**Exercise aim**
Write out every entry precisely as given, leaving the pictures out.

**Provided entries**

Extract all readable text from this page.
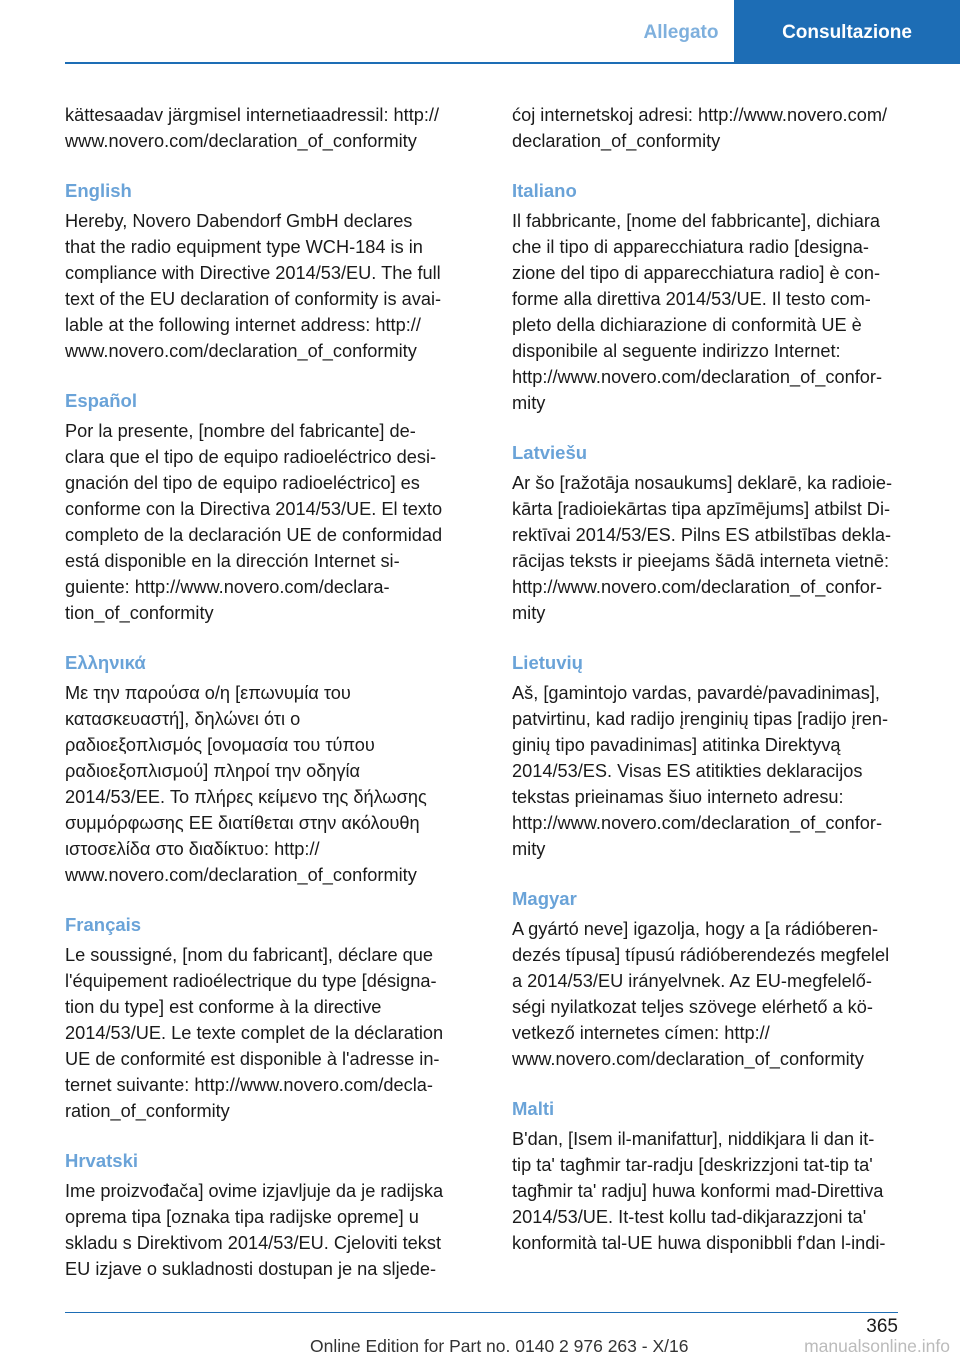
Allegato	Consultazione
kättesaadav järgmisel internetiaadressil: http://
www.novero.com/declaration_of_conformity
English
Hereby, Novero Dabendorf GmbH declares
that the radio equipment type WCH-184 is in
compliance with Directive 2014/53/EU. The full
text of the EU declaration of conformity is avai‐
lable at the following internet address: http://
www.novero.com/declaration_of_conformity
Español
Por la presente, [nombre del fabricante] de‐
clara que el tipo de equipo radioeléctrico desi‐
gnación del tipo de equipo radioeléctrico] es
conforme con la Directiva 2014/53/UE. El texto
completo de la declaración UE de conformidad
está disponible en la dirección Internet si‐
guiente: http://www.novero.com/declara‐
tion_of_conformity
Ελληνικά
Με την παρούσα ο/η [επωνυμία του
κατασκευαστή], δηλώνει ότι ο
ραδιοεξοπλισμός [ονομασία του τύπου
ραδιοεξοπλισμού] πληροί την οδηγία
2014/53/ΕΕ. Το πλήρες κείμενο της δήλωσης
συμμόρφωσης ΕΕ διατίθεται στην ακόλουθη
ιστοσελίδα στο διαδίκτυο: http://
www.novero.com/declaration_of_conformity
Français
Le soussigné, [nom du fabricant], déclare que
l'équipement radioélectrique du type [désigna‐
tion du type] est conforme à la directive
2014/53/UE. Le texte complet de la déclaration
UE de conformité est disponible à l'adresse in‐
ternet suivante: http://www.novero.com/decla‐
ration_of_conformity
Hrvatski
Ime proizvođača] ovime izjavljuje da je radijska
oprema tipa [oznaka tipa radijske opreme] u
skladu s Direktivom 2014/53/EU. Cjeloviti tekst
EU izjave o sukladnosti dostupan je na sljede‐
ćoj internetskoj adresi: http://www.novero.com/
declaration_of_conformity
Italiano
Il fabbricante, [nome del fabbricante], dichiara
che il tipo di apparecchiatura radio [designa‐
zione del tipo di apparecchiatura radio] è con‐
forme alla direttiva 2014/53/UE. Il testo com‐
pleto della dichiarazione di conformità UE è
disponibile al seguente indirizzo Internet:
http://www.novero.com/declaration_of_confor‐
mity
Latviešu
Ar šo [ražotāja nosaukums] deklarē, ka radioie‐
kārta [radioiekārtas tipa apzīmējums] atbilst Di‐
rektīvai 2014/53/ES. Pilns ES atbilstības dekla‐
rācijas teksts ir pieejams šādā interneta vietnē:
http://www.novero.com/declaration_of_confor‐
mity
Lietuvių
Aš, [gamintojo vardas, pavardė/pavadinimas],
patvirtinu, kad radijo įrenginių tipas [radijo įren‐
ginių tipo pavadinimas] atitinka Direktyvą
2014/53/ES. Visas ES atitikties deklaracijos
tekstas prieinamas šiuo interneto adresu:
http://www.novero.com/declaration_of_confor‐
mity
Magyar
A gyártó neve] igazolja, hogy a [a rádióberen‐
dezés típusa] típusú rádióberendezés megfelel
a 2014/53/EU irányelvnek. Az EU-megfelelő‐
ségi nyilatkozat teljes szövege elérhető a kö‐
vetkező internetes címen: http://
www.novero.com/declaration_of_conformity
Malti
B'dan, [Isem il-manifattur], niddikjara li dan it-
tip ta' tagħmir tar-radju [deskrizzjoni tat-tip ta'
tagħmir ta' radju] huwa konformi mad-Direttiva
2014/53/UE. It-test kollu tad-dikjarazzjoni ta'
konformità tal-UE huwa disponibbli f'dan l-indi‐
365
Online Edition for Part no. 0140 2 976 263 - X/16	manualsonline.info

**Output of the task**
Extract all readable text from this page.
Allegato	Consultazione
kättesaadav järgmisel internetiaadressil: http://
www.novero.com/declaration_of_conformity
English
Hereby, Novero Dabendorf GmbH declares
that the radio equipment type WCH-184 is in
compliance with Directive 2014/53/EU. The full
text of the EU declaration of conformity is avai‐
lable at the following internet address: http://
www.novero.com/declaration_of_conformity
Español
Por la presente, [nombre del fabricante] de‐
clara que el tipo de equipo radioeléctrico desi‐
gnación del tipo de equipo radioeléctrico] es
conforme con la Directiva 2014/53/UE. El texto
completo de la declaración UE de conformidad
está disponible en la dirección Internet si‐
guiente: http://www.novero.com/declara‐
tion_of_conformity
Ελληνικά
Με την παρούσα ο/η [επωνυμία του
κατασκευαστή], δηλώνει ότι ο
ραδιοεξοπλισμός [ονομασία του τύπου
ραδιοεξοπλισμού] πληροί την οδηγία
2014/53/ΕΕ. Το πλήρες κείμενο της δήλωσης
συμμόρφωσης ΕΕ διατίθεται στην ακόλουθη
ιστοσελίδα στο διαδίκτυο: http://
www.novero.com/declaration_of_conformity
Français
Le soussigné, [nom du fabricant], déclare que
l'équipement radioélectrique du type [désigna‐
tion du type] est conforme à la directive
2014/53/UE. Le texte complet de la déclaration
UE de conformité est disponible à l'adresse in‐
ternet suivante: http://www.novero.com/decla‐
ration_of_conformity
Hrvatski
Ime proizvođača] ovime izjavljuje da je radijska
oprema tipa [oznaka tipa radijske opreme] u
skladu s Direktivom 2014/53/EU. Cjeloviti tekst
EU izjave o sukladnosti dostupan je na sljede‐
ćoj internetskoj adresi: http://www.novero.com/
declaration_of_conformity
Italiano
Il fabbricante, [nome del fabbricante], dichiara
che il tipo di apparecchiatura radio [designa‐
zione del tipo di apparecchiatura radio] è con‐
forme alla direttiva 2014/53/UE. Il testo com‐
pleto della dichiarazione di conformità UE è
disponibile al seguente indirizzo Internet:
http://www.novero.com/declaration_of_confor‐
mity
Latviešu
Ar šo [ražotāja nosaukums] deklarē, ka radioie‐
kārta [radioiekārtas tipa apzīmējums] atbilst Di‐
rektīvai 2014/53/ES. Pilns ES atbilstības dekla‐
rācijas teksts ir pieejams šādā interneta vietnē:
http://www.novero.com/declaration_of_confor‐
mity
Lietuvių
Aš, [gamintojo vardas, pavardė/pavadinimas],
patvirtinu, kad radijo įrenginių tipas [radijo įren‐
ginių tipo pavadinimas] atitinka Direktyvą
2014/53/ES. Visas ES atitikties deklaracijos
tekstas prieinamas šiuo interneto adresu:
http://www.novero.com/declaration_of_confor‐
mity
Magyar
A gyártó neve] igazolja, hogy a [a rádióberen‐
dezés típusa] típusú rádióberendezés megfelel
a 2014/53/EU irányelvnek. Az EU-megfelelő‐
ségi nyilatkozat teljes szövege elérhető a kö‐
vetkező internetes címen: http://
www.novero.com/declaration_of_conformity
Malti
B'dan, [Isem il-manifattur], niddikjara li dan it-
tip ta' tagħmir tar-radju [deskrizzjoni tat-tip ta'
tagħmir ta' radju] huwa konformi mad-Direttiva
2014/53/UE. It-test kollu tad-dikjarazzjoni ta'
konformità tal-UE huwa disponibbli f'dan l-indi‐
365
Online Edition for Part no. 0140 2 976 263 - X/16	manualsonline.info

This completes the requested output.